• _Task directions_
The records below must be transcribed exactly. Do not include the pictures.

########################################

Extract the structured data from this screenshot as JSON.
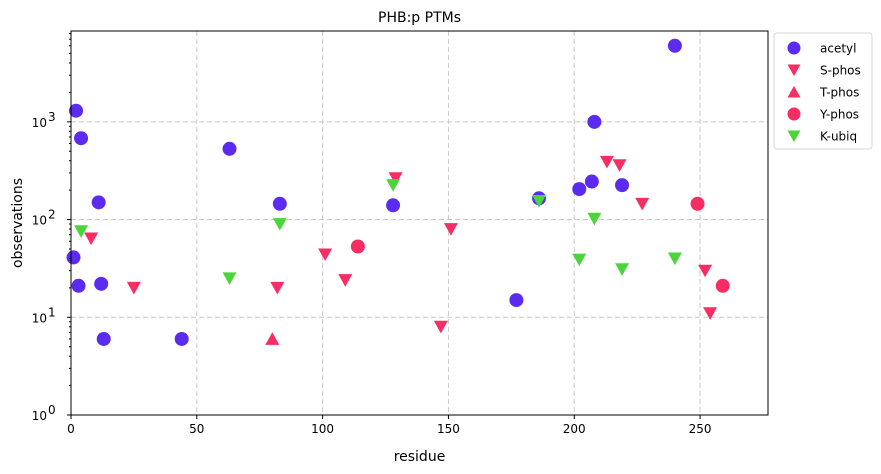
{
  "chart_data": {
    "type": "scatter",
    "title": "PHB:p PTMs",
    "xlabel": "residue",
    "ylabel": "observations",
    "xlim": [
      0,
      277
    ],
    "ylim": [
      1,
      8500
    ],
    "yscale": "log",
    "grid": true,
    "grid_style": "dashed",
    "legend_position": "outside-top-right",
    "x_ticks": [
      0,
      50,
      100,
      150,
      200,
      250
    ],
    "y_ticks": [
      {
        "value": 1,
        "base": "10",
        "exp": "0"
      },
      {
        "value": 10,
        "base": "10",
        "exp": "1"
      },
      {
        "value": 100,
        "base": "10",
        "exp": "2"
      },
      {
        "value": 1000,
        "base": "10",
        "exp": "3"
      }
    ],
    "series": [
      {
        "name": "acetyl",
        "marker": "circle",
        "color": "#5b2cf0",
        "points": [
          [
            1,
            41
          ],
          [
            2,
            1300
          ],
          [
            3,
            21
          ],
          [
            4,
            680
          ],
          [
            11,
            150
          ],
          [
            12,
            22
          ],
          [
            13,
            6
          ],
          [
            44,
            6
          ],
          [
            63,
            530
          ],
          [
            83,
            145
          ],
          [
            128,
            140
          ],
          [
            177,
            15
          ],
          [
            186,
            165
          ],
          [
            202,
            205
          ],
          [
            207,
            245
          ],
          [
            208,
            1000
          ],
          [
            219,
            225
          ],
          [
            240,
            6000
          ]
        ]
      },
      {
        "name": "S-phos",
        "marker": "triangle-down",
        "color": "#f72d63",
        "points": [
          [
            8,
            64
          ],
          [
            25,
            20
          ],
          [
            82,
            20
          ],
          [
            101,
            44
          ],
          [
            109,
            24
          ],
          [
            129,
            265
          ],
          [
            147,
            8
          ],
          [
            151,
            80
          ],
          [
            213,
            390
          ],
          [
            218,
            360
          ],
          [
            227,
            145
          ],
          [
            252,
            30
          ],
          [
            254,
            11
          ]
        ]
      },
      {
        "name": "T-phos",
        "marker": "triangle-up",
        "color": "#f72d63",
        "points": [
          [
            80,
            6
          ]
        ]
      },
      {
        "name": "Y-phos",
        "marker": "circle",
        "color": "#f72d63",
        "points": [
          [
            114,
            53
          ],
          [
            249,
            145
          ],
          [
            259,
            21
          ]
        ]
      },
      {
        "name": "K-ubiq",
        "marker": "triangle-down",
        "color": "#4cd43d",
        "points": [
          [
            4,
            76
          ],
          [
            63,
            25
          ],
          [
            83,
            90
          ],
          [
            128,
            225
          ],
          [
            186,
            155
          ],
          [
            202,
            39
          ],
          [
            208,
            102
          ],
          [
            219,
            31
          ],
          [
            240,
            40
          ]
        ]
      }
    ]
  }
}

########################################

• _Full response_
Extract the structured data from this screenshot as JSON.
{
  "chart_data": {
    "type": "scatter",
    "title": "PHB:p PTMs",
    "xlabel": "residue",
    "ylabel": "observations",
    "xlim": [
      0,
      277
    ],
    "ylim": [
      1,
      8500
    ],
    "yscale": "log",
    "grid": true,
    "grid_style": "dashed",
    "legend_position": "outside-top-right",
    "x_ticks": [
      0,
      50,
      100,
      150,
      200,
      250
    ],
    "y_ticks": [
      {
        "value": 1,
        "base": "10",
        "exp": "0"
      },
      {
        "value": 10,
        "base": "10",
        "exp": "1"
      },
      {
        "value": 100,
        "base": "10",
        "exp": "2"
      },
      {
        "value": 1000,
        "base": "10",
        "exp": "3"
      }
    ],
    "series": [
      {
        "name": "acetyl",
        "marker": "circle",
        "color": "#5b2cf0",
        "points": [
          [
            1,
            41
          ],
          [
            2,
            1300
          ],
          [
            3,
            21
          ],
          [
            4,
            680
          ],
          [
            11,
            150
          ],
          [
            12,
            22
          ],
          [
            13,
            6
          ],
          [
            44,
            6
          ],
          [
            63,
            530
          ],
          [
            83,
            145
          ],
          [
            128,
            140
          ],
          [
            177,
            15
          ],
          [
            186,
            165
          ],
          [
            202,
            205
          ],
          [
            207,
            245
          ],
          [
            208,
            1000
          ],
          [
            219,
            225
          ],
          [
            240,
            6000
          ]
        ]
      },
      {
        "name": "S-phos",
        "marker": "triangle-down",
        "color": "#f72d63",
        "points": [
          [
            8,
            64
          ],
          [
            25,
            20
          ],
          [
            82,
            20
          ],
          [
            101,
            44
          ],
          [
            109,
            24
          ],
          [
            129,
            265
          ],
          [
            147,
            8
          ],
          [
            151,
            80
          ],
          [
            213,
            390
          ],
          [
            218,
            360
          ],
          [
            227,
            145
          ],
          [
            252,
            30
          ],
          [
            254,
            11
          ]
        ]
      },
      {
        "name": "T-phos",
        "marker": "triangle-up",
        "color": "#f72d63",
        "points": [
          [
            80,
            6
          ]
        ]
      },
      {
        "name": "Y-phos",
        "marker": "circle",
        "color": "#f72d63",
        "points": [
          [
            114,
            53
          ],
          [
            249,
            145
          ],
          [
            259,
            21
          ]
        ]
      },
      {
        "name": "K-ubiq",
        "marker": "triangle-down",
        "color": "#4cd43d",
        "points": [
          [
            4,
            76
          ],
          [
            63,
            25
          ],
          [
            83,
            90
          ],
          [
            128,
            225
          ],
          [
            186,
            155
          ],
          [
            202,
            39
          ],
          [
            208,
            102
          ],
          [
            219,
            31
          ],
          [
            240,
            40
          ]
        ]
      }
    ]
  }
}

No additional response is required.